◆ Directive ◆
Go through the listing below and gather every line with the word "status".

◆ Input rows ◆

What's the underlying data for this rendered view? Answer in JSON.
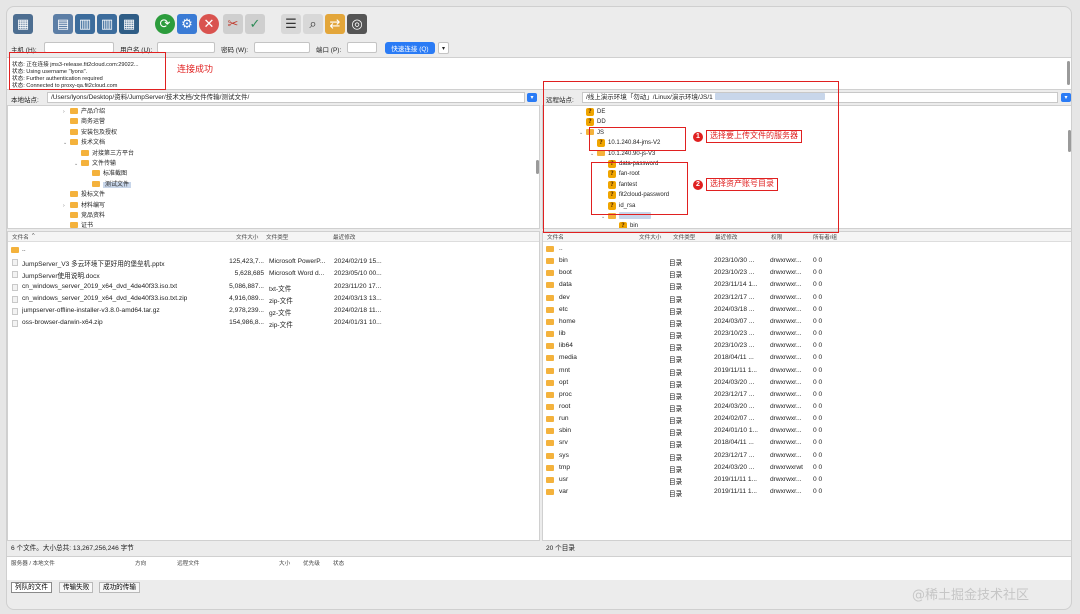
{
  "quickconnect": {
    "host_label": "主机 (H):",
    "user_label": "用户名 (U):",
    "pass_label": "密码 (W):",
    "port_label": "端口 (P):",
    "connect_label": "快速连接 (Q)",
    "dropdown_glyph": "▾"
  },
  "log": [
    "状态: 正在连接 jms3-release.fit2cloud.com:29022...",
    "状态: Using username \"lyons\".",
    "状态: Further authentication required",
    "状态: Connected to proxy-qa.fit2cloud.com"
  ],
  "local": {
    "site_label": "本地站点:",
    "path": "/Users/lyons/Desktop/资料/JumpServer/技术文档/文件传输/测试文件/",
    "tree": [
      {
        "label": "产品介绍",
        "indent": 1,
        "arrow": "›"
      },
      {
        "label": "商务运营",
        "indent": 1,
        "arrow": ""
      },
      {
        "label": "安装包及授权",
        "indent": 1,
        "arrow": ""
      },
      {
        "label": "技术文档",
        "indent": 1,
        "arrow": "⌄"
      },
      {
        "label": "对接第三方平台",
        "indent": 2,
        "arrow": ""
      },
      {
        "label": "文件传输",
        "indent": 2,
        "arrow": "⌄"
      },
      {
        "label": "标准截图",
        "indent": 3,
        "arrow": ""
      },
      {
        "label": "测试文件",
        "indent": 3,
        "arrow": "",
        "selected": true
      },
      {
        "label": "投标文件",
        "indent": 1,
        "arrow": ""
      },
      {
        "label": "材料编写",
        "indent": 1,
        "arrow": "›"
      },
      {
        "label": "竞品资料",
        "indent": 1,
        "arrow": ""
      },
      {
        "label": "证书",
        "indent": 1,
        "arrow": ""
      }
    ],
    "columns": [
      "文件名",
      "文件大小",
      "文件类型",
      "最近修改"
    ],
    "sort_glyph": "^",
    "files": [
      {
        "name": "..",
        "size": "",
        "type": "",
        "modified": "",
        "dir": true
      },
      {
        "name": "JumpServer_V3 多云环境下更好用的堡垒机.pptx",
        "size": "125,423,7...",
        "type": "Microsoft PowerP...",
        "modified": "2024/02/19 15..."
      },
      {
        "name": "JumpServer使用说明.docx",
        "size": "5,628,685",
        "type": "Microsoft Word d...",
        "modified": "2023/05/10 00..."
      },
      {
        "name": "cn_windows_server_2019_x64_dvd_4de40f33.iso.txt",
        "size": "5,086,887...",
        "type": "txt-文件",
        "modified": "2023/11/20 17..."
      },
      {
        "name": "cn_windows_server_2019_x64_dvd_4de40f33.iso.txt.zip",
        "size": "4,916,089...",
        "type": "zip-文件",
        "modified": "2024/03/13 13..."
      },
      {
        "name": "jumpserver-offline-installer-v3.8.0-amd64.tar.gz",
        "size": "2,978,239...",
        "type": "gz-文件",
        "modified": "2024/02/18 11..."
      },
      {
        "name": "oss-browser-darwin-x64.zip",
        "size": "154,986,8...",
        "type": "zip-文件",
        "modified": "2024/01/31 10..."
      }
    ],
    "status": "6 个文件。大小总共: 13,267,256,246 字节"
  },
  "remote": {
    "site_label": "远程站点:",
    "path": "/线上演示环境「勿动」/Linux/演示环境/JS/1",
    "tree": [
      {
        "label": "DE",
        "indent": 2,
        "icon": "q"
      },
      {
        "label": "DD",
        "indent": 2,
        "icon": "q"
      },
      {
        "label": "JS",
        "indent": 2,
        "arrow": "⌄",
        "icon": "folder"
      },
      {
        "label": "10.1.240.84-jms-V2",
        "indent": 3,
        "icon": "q"
      },
      {
        "label": "10.1.240.90-js-V3",
        "indent": 3,
        "arrow": "⌄",
        "icon": "folder"
      },
      {
        "label": "data-password",
        "indent": 4,
        "icon": "q"
      },
      {
        "label": "fan-root",
        "indent": 4,
        "icon": "q"
      },
      {
        "label": "fantest",
        "indent": 4,
        "icon": "q"
      },
      {
        "label": "fit2cloud-password",
        "indent": 4,
        "icon": "q"
      },
      {
        "label": "id_rsa",
        "indent": 4,
        "icon": "q"
      },
      {
        "label": "",
        "indent": 4,
        "arrow": "⌄",
        "icon": "folder",
        "blurred": true
      },
      {
        "label": "bin",
        "indent": 5,
        "icon": "q"
      }
    ],
    "columns": [
      "文件名",
      "文件大小",
      "文件类型",
      "最近修改",
      "权限",
      "所有者/组"
    ],
    "files": [
      {
        "name": "..",
        "type": "",
        "modified": "",
        "perm": "",
        "owner": ""
      },
      {
        "name": "bin",
        "type": "目录",
        "modified": "2023/10/30 ...",
        "perm": "drwxrwxr...",
        "owner": "0 0"
      },
      {
        "name": "boot",
        "type": "目录",
        "modified": "2023/10/23 ...",
        "perm": "drwxrwxr...",
        "owner": "0 0"
      },
      {
        "name": "data",
        "type": "目录",
        "modified": "2023/11/14 1...",
        "perm": "drwxrwxr...",
        "owner": "0 0"
      },
      {
        "name": "dev",
        "type": "目录",
        "modified": "2023/12/17 ...",
        "perm": "drwxrwxr...",
        "owner": "0 0"
      },
      {
        "name": "etc",
        "type": "目录",
        "modified": "2024/03/18 ...",
        "perm": "drwxrwxr...",
        "owner": "0 0"
      },
      {
        "name": "home",
        "type": "目录",
        "modified": "2024/03/07 ...",
        "perm": "drwxrwxr...",
        "owner": "0 0"
      },
      {
        "name": "lib",
        "type": "目录",
        "modified": "2023/10/23 ...",
        "perm": "drwxrwxr...",
        "owner": "0 0"
      },
      {
        "name": "lib64",
        "type": "目录",
        "modified": "2023/10/23 ...",
        "perm": "drwxrwxr...",
        "owner": "0 0"
      },
      {
        "name": "media",
        "type": "目录",
        "modified": "2018/04/11 ...",
        "perm": "drwxrwxr...",
        "owner": "0 0"
      },
      {
        "name": "mnt",
        "type": "目录",
        "modified": "2019/11/11 1...",
        "perm": "drwxrwxr...",
        "owner": "0 0"
      },
      {
        "name": "opt",
        "type": "目录",
        "modified": "2024/03/20 ...",
        "perm": "drwxrwxr...",
        "owner": "0 0"
      },
      {
        "name": "proc",
        "type": "目录",
        "modified": "2023/12/17 ...",
        "perm": "drwxrwxr...",
        "owner": "0 0"
      },
      {
        "name": "root",
        "type": "目录",
        "modified": "2024/03/20 ...",
        "perm": "drwxrwxr...",
        "owner": "0 0"
      },
      {
        "name": "run",
        "type": "目录",
        "modified": "2024/02/07 ...",
        "perm": "drwxrwxr...",
        "owner": "0 0"
      },
      {
        "name": "sbin",
        "type": "目录",
        "modified": "2024/01/10 1...",
        "perm": "drwxrwxr...",
        "owner": "0 0"
      },
      {
        "name": "srv",
        "type": "目录",
        "modified": "2018/04/11 ...",
        "perm": "drwxrwxr...",
        "owner": "0 0"
      },
      {
        "name": "sys",
        "type": "目录",
        "modified": "2023/12/17 ...",
        "perm": "drwxrwxr...",
        "owner": "0 0"
      },
      {
        "name": "tmp",
        "type": "目录",
        "modified": "2024/03/20 ...",
        "perm": "drwxrwxrwt",
        "owner": "0 0"
      },
      {
        "name": "usr",
        "type": "目录",
        "modified": "2019/11/11 1...",
        "perm": "drwxrwxr...",
        "owner": "0 0"
      },
      {
        "name": "var",
        "type": "目录",
        "modified": "2019/11/11 1...",
        "perm": "drwxrwxr...",
        "owner": "0 0"
      }
    ],
    "status": "20 个目录"
  },
  "queue": {
    "columns": [
      "服务器 / 本地文件",
      "方向",
      "远程文件",
      "大小",
      "优先级",
      "状态"
    ]
  },
  "tabs": [
    "列队的文件",
    "传输失败",
    "成功的传输"
  ],
  "annotations": {
    "connected": "连接成功",
    "step1_num": "1",
    "step1": "选择要上传文件的服务器",
    "step2_num": "2",
    "step2": "选择资产账号目录"
  },
  "watermark": "@稀土掘金技术社区",
  "colors": {
    "accent": "#2a7bf5",
    "annotation": "#e02020",
    "folder": "#f4b23c"
  }
}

◆ Result ◆
    "status": "6 个文件。大小总共: 13,267,256,246 字节"
    "status": "20 个目录"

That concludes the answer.